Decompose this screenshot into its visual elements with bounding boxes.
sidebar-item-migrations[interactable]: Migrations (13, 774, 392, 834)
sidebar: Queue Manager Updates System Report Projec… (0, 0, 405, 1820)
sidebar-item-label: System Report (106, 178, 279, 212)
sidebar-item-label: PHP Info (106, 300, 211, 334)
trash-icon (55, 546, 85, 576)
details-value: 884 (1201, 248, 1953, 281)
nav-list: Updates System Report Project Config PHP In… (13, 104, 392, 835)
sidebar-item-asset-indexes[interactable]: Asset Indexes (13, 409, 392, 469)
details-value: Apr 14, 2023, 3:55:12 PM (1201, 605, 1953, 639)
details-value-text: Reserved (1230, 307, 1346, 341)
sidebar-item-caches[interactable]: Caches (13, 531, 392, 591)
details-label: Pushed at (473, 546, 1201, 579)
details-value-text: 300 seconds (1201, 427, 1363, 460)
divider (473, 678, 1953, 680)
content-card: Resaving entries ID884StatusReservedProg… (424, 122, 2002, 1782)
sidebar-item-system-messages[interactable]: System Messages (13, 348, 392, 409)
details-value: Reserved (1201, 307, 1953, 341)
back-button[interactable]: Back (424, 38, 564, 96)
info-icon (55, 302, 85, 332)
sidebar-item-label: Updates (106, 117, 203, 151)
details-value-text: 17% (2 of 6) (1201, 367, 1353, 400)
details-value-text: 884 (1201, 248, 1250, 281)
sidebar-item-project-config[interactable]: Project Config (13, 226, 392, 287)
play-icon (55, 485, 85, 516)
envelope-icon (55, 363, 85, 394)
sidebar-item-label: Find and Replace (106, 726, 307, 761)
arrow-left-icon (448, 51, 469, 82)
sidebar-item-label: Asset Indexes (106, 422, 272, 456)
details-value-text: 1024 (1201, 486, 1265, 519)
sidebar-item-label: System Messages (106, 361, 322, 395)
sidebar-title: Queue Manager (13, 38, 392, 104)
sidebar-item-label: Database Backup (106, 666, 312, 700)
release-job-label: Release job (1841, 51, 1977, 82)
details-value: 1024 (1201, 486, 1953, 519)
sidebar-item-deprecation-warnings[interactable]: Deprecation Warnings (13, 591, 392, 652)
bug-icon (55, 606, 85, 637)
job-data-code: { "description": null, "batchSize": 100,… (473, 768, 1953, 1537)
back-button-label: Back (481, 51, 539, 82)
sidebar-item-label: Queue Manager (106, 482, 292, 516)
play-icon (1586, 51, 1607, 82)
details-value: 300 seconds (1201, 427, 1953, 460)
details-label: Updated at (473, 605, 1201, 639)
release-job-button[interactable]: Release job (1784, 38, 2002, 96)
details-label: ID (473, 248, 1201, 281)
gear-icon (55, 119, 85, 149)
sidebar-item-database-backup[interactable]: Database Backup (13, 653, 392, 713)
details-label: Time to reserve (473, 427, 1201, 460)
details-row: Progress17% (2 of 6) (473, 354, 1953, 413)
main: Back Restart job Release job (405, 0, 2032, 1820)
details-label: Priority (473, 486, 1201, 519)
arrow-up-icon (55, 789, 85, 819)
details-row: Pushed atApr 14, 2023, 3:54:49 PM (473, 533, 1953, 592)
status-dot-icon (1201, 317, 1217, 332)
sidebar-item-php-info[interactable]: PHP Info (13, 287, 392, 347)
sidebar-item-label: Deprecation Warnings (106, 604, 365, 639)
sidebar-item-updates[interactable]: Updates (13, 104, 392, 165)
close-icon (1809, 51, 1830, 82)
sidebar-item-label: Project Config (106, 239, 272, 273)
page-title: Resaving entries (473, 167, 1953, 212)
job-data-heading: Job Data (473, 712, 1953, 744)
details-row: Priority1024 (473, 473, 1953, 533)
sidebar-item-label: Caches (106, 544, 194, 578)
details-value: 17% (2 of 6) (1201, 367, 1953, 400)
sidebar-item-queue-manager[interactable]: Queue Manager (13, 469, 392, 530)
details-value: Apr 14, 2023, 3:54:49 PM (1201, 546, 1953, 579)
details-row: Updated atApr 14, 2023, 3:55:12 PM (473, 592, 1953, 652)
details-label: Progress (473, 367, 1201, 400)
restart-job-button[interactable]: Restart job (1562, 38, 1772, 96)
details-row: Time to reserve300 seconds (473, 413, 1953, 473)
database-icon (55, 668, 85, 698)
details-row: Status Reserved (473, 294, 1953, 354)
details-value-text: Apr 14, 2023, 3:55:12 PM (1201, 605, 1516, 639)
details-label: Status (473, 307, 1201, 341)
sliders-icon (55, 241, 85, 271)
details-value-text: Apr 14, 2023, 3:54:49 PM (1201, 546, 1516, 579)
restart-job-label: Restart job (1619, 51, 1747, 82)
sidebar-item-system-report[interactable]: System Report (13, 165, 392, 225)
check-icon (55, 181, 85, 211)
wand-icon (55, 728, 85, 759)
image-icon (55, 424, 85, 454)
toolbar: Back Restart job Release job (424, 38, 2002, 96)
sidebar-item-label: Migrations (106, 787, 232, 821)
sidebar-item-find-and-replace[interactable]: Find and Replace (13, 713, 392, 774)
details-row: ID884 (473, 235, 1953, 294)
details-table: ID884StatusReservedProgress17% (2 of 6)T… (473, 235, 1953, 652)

WHAT TO PRODUCE – Quote all of the records above verbatim, every line in its original order.

RESULT BELOW –
Decompose this screenshot into its visual elements with bounding boxes.
sidebar-item-migrations[interactable]: Migrations (13, 774, 392, 834)
sidebar: Queue Manager Updates System Report Projec… (0, 0, 405, 1820)
sidebar-item-label: System Report (106, 178, 279, 212)
sidebar-item-label: PHP Info (106, 300, 211, 334)
trash-icon (55, 546, 85, 576)
details-value: 884 (1201, 248, 1953, 281)
nav-list: Updates System Report Project Config PHP In… (13, 104, 392, 835)
sidebar-item-asset-indexes[interactable]: Asset Indexes (13, 409, 392, 469)
details-value: Apr 14, 2023, 3:55:12 PM (1201, 605, 1953, 639)
details-value-text: Reserved (1230, 307, 1346, 341)
sidebar-item-caches[interactable]: Caches (13, 531, 392, 591)
details-label: Pushed at (473, 546, 1201, 579)
details-value-text: 300 seconds (1201, 427, 1363, 460)
divider (473, 678, 1953, 680)
content-card: Resaving entries ID884StatusReservedProg… (424, 122, 2002, 1782)
sidebar-item-system-messages[interactable]: System Messages (13, 348, 392, 409)
details-value: Reserved (1201, 307, 1953, 341)
back-button[interactable]: Back (424, 38, 564, 96)
info-icon (55, 302, 85, 332)
sidebar-item-label: Updates (106, 117, 203, 151)
details-value-text: 17% (2 of 6) (1201, 367, 1353, 400)
details-value-text: 884 (1201, 248, 1250, 281)
sidebar-item-project-config[interactable]: Project Config (13, 226, 392, 287)
play-icon (55, 485, 85, 516)
envelope-icon (55, 363, 85, 394)
sidebar-item-label: Find and Replace (106, 726, 307, 761)
arrow-left-icon (448, 51, 469, 82)
sidebar-item-label: Asset Indexes (106, 422, 272, 456)
details-value-text: 1024 (1201, 486, 1265, 519)
sidebar-item-label: System Messages (106, 361, 322, 395)
sidebar-title: Queue Manager (13, 38, 392, 104)
sidebar-item-label: Database Backup (106, 666, 312, 700)
release-job-label: Release job (1841, 51, 1977, 82)
details-value: 1024 (1201, 486, 1953, 519)
sidebar-item-deprecation-warnings[interactable]: Deprecation Warnings (13, 591, 392, 652)
bug-icon (55, 606, 85, 637)
job-data-code: { "description": null, "batchSize": 100,… (473, 768, 1953, 1537)
back-button-label: Back (481, 51, 539, 82)
sidebar-item-label: Queue Manager (106, 482, 292, 516)
play-icon (1586, 51, 1607, 82)
details-value: 300 seconds (1201, 427, 1953, 460)
details-label: Updated at (473, 605, 1201, 639)
release-job-button[interactable]: Release job (1784, 38, 2002, 96)
details-label: ID (473, 248, 1201, 281)
gear-icon (55, 119, 85, 149)
sidebar-item-database-backup[interactable]: Database Backup (13, 653, 392, 713)
details-label: Time to reserve (473, 427, 1201, 460)
details-row: Progress17% (2 of 6) (473, 354, 1953, 413)
main: Back Restart job Release job (405, 0, 2032, 1820)
details-label: Priority (473, 486, 1201, 519)
arrow-up-icon (55, 789, 85, 819)
details-row: Pushed atApr 14, 2023, 3:54:49 PM (473, 533, 1953, 592)
status-dot-icon (1201, 317, 1217, 332)
sidebar-item-php-info[interactable]: PHP Info (13, 287, 392, 347)
sidebar-item-label: Deprecation Warnings (106, 604, 365, 639)
sidebar-item-updates[interactable]: Updates (13, 104, 392, 165)
close-icon (1809, 51, 1830, 82)
sidebar-item-label: Project Config (106, 239, 272, 273)
page-title: Resaving entries (473, 167, 1953, 212)
job-data-heading: Job Data (473, 712, 1953, 744)
details-row: Priority1024 (473, 473, 1953, 533)
sidebar-item-label: Caches (106, 544, 194, 578)
details-value: 17% (2 of 6) (1201, 367, 1953, 400)
sidebar-item-queue-manager[interactable]: Queue Manager (13, 469, 392, 530)
details-value: Apr 14, 2023, 3:54:49 PM (1201, 546, 1953, 579)
details-row: Updated atApr 14, 2023, 3:55:12 PM (473, 592, 1953, 652)
details-label: Progress (473, 367, 1201, 400)
restart-job-button[interactable]: Restart job (1562, 38, 1772, 96)
details-row: Time to reserve300 seconds (473, 413, 1953, 473)
database-icon (55, 668, 85, 698)
details-row: Status Reserved (473, 294, 1953, 354)
details-value-text: Apr 14, 2023, 3:55:12 PM (1201, 605, 1516, 639)
details-label: Status (473, 307, 1201, 341)
sliders-icon (55, 241, 85, 271)
details-value-text: Apr 14, 2023, 3:54:49 PM (1201, 546, 1516, 579)
restart-job-label: Restart job (1619, 51, 1747, 82)
sidebar-item-system-report[interactable]: System Report (13, 165, 392, 225)
check-icon (55, 181, 85, 211)
wand-icon (55, 728, 85, 759)
image-icon (55, 424, 85, 454)
toolbar: Back Restart job Release job (424, 38, 2002, 96)
sidebar-item-label: Migrations (106, 787, 232, 821)
sidebar-item-find-and-replace[interactable]: Find and Replace (13, 713, 392, 774)
details-row: ID884 (473, 235, 1953, 294)
details-table: ID884StatusReservedProgress17% (2 of 6)T… (473, 235, 1953, 652)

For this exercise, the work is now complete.